## EXERCISE:
Copy out the whole listing exactly as written, leaving the pictures behind.

## INPUT MATERIAL:
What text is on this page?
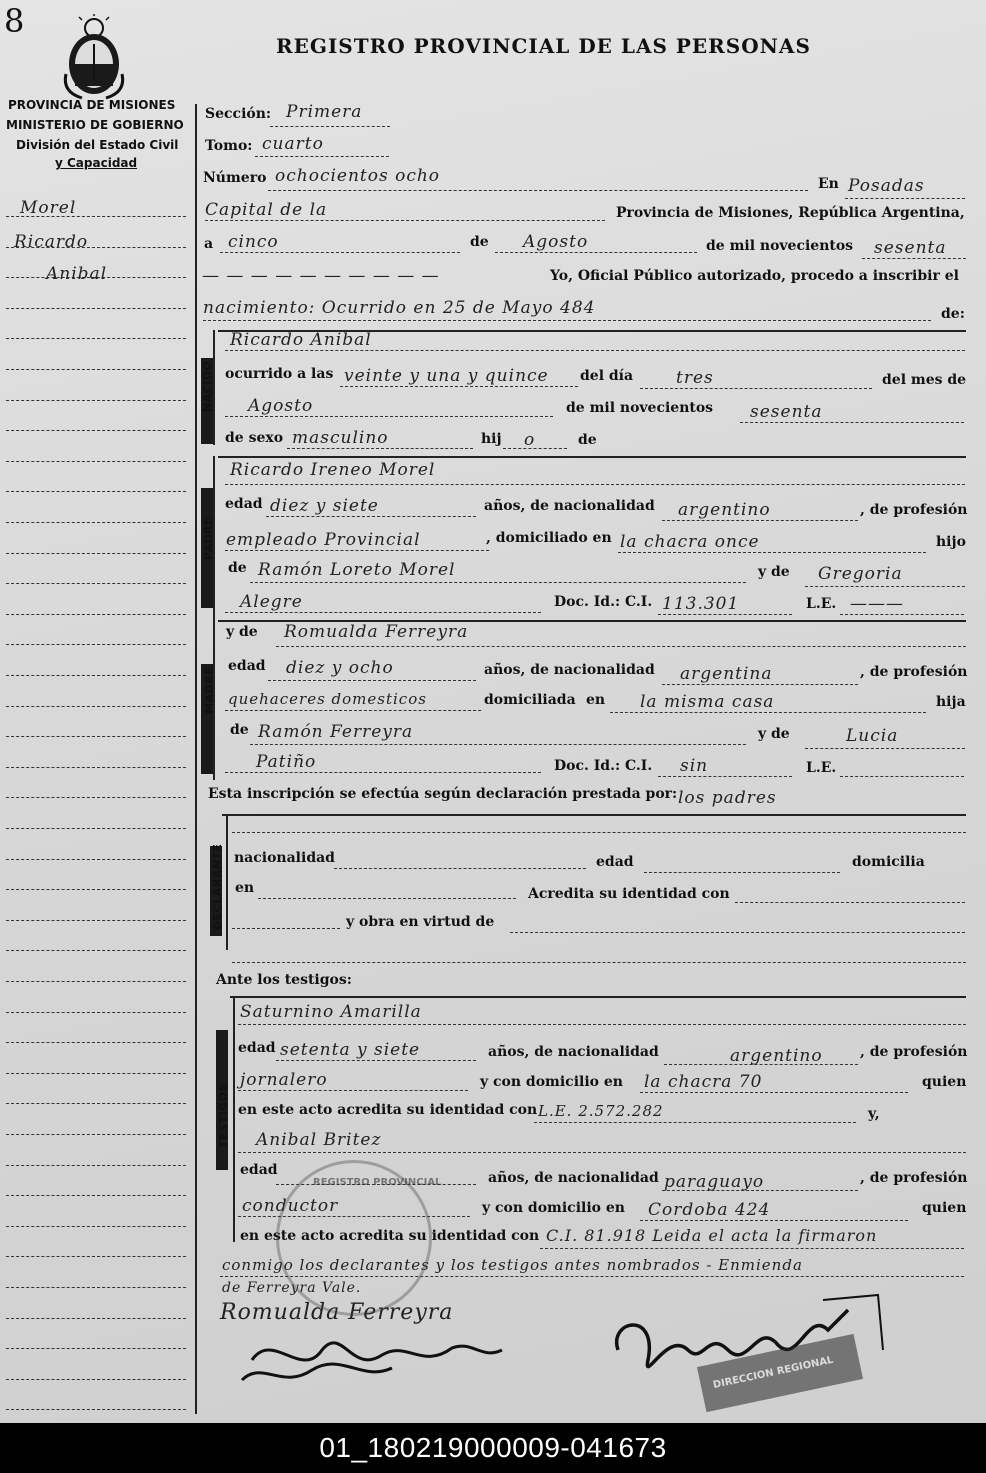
8
REGISTRO PROVINCIAL DE LAS PERSONAS
PROVINCIA DE MISIONES
MINISTERIO DE GOBIERNO
División del Estado Civil
y Capacidad
Morel
Ricardo
Anibal
Sección: Primera
Tomo: cuarto
Número ochocientos ocho	En Posadas
Capital de la	Provincia de Misiones, República Argentina,
a cinco	de Agosto	de mil novecientos sesenta
— — — — — — — — — —	Yo, Oficial Público autorizado, procedo a inscribir el
nacimiento: Ocurrido en 25 de Mayo 484	de:
NACIDO
Ricardo Anibal
ocurrido a las veinte y una y quince del día	tres	del mes de
Agosto	de mil novecientos sesenta
de sexo masculino	hij o	de
PADRE
Ricardo Ireneo Morel
edad diez y siete	años, de nacionalidad argentino	, de profesión
empleado Provincial	, domiciliado en la chacra once	hijo
de Ramón Loreto Morel	y de Gregoria
Alegre	Doc. Id.: C.I. 113.301	L.E. ———
MADRE
y de Romualda Ferreyra
edad diez y ocho	años, de nacionalidad argentina	, de profesión
quehaceres domesticos	domiciliada en la misma casa	hija
de Ramón Ferreyra	y de	Lucia
Patiño	Doc. Id.: C.I. sin	L.E.
Esta inscripción se efectúa según declaración prestada por: los padres
DECLARANTE nacionalidad	edad	domicilia
en	Acredita su identidad con
y obra en virtud de
Ante los testigos:
TESTIGOS
Saturnino Amarilla
edad setenta y siete	años, de nacionalidad	argentino	, de profesión
jornalero	y con domicilio en la chacra 70	quien
en este acto acredita su identidad con L.E. 2.572.282	y,
Anibal Britez
edad	años, de nacionalidad paraguayo	, de profesión
conductor	y con domicilio en Cordoba 424	quien
en este acto acredita su identidad con C.I. 81.918 Leida el acta la firmaron
conmigo los declarantes y los testigos antes nombrados - Enmienda
de Ferreyra Vale.
Romualda Ferreyra
REGISTRO PROVINCIAL
DIRECCION REGIONAL
01_180219000009-041673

## COMPLETE ANSWER:
What text is on this page?
8
REGISTRO PROVINCIAL DE LAS PERSONAS
PROVINCIA DE MISIONES
MINISTERIO DE GOBIERNO
División del Estado Civil
y Capacidad
Morel
Ricardo
Anibal
Sección: Primera
Tomo: cuarto
Número ochocientos ocho	En Posadas
Capital de la	Provincia de Misiones, República Argentina,
a cinco	de Agosto	de mil novecientos sesenta
— — — — — — — — — —	Yo, Oficial Público autorizado, procedo a inscribir el
nacimiento: Ocurrido en 25 de Mayo 484	de:
NACIDO
Ricardo Anibal
ocurrido a las veinte y una y quince del día	tres	del mes de
Agosto	de mil novecientos sesenta
de sexo masculino	hij o	de
PADRE
Ricardo Ireneo Morel
edad diez y siete	años, de nacionalidad argentino	, de profesión
empleado Provincial	, domiciliado en la chacra once	hijo
de Ramón Loreto Morel	y de Gregoria
Alegre	Doc. Id.: C.I. 113.301	L.E. ———
MADRE
y de Romualda Ferreyra
edad diez y ocho	años, de nacionalidad argentina	, de profesión
quehaceres domesticos	domiciliada en la misma casa	hija
de Ramón Ferreyra	y de	Lucia
Patiño	Doc. Id.: C.I. sin	L.E.
Esta inscripción se efectúa según declaración prestada por: los padres
DECLARANTE nacionalidad	edad	domicilia
en	Acredita su identidad con
y obra en virtud de
Ante los testigos:
TESTIGOS
Saturnino Amarilla
edad setenta y siete	años, de nacionalidad	argentino	, de profesión
jornalero	y con domicilio en la chacra 70	quien
en este acto acredita su identidad con L.E. 2.572.282	y,
Anibal Britez
edad	años, de nacionalidad paraguayo	, de profesión
conductor	y con domicilio en Cordoba 424	quien
en este acto acredita su identidad con C.I. 81.918 Leida el acta la firmaron
conmigo los declarantes y los testigos antes nombrados - Enmienda
de Ferreyra Vale.
Romualda Ferreyra
REGISTRO PROVINCIAL
DIRECCION REGIONAL
01_180219000009-041673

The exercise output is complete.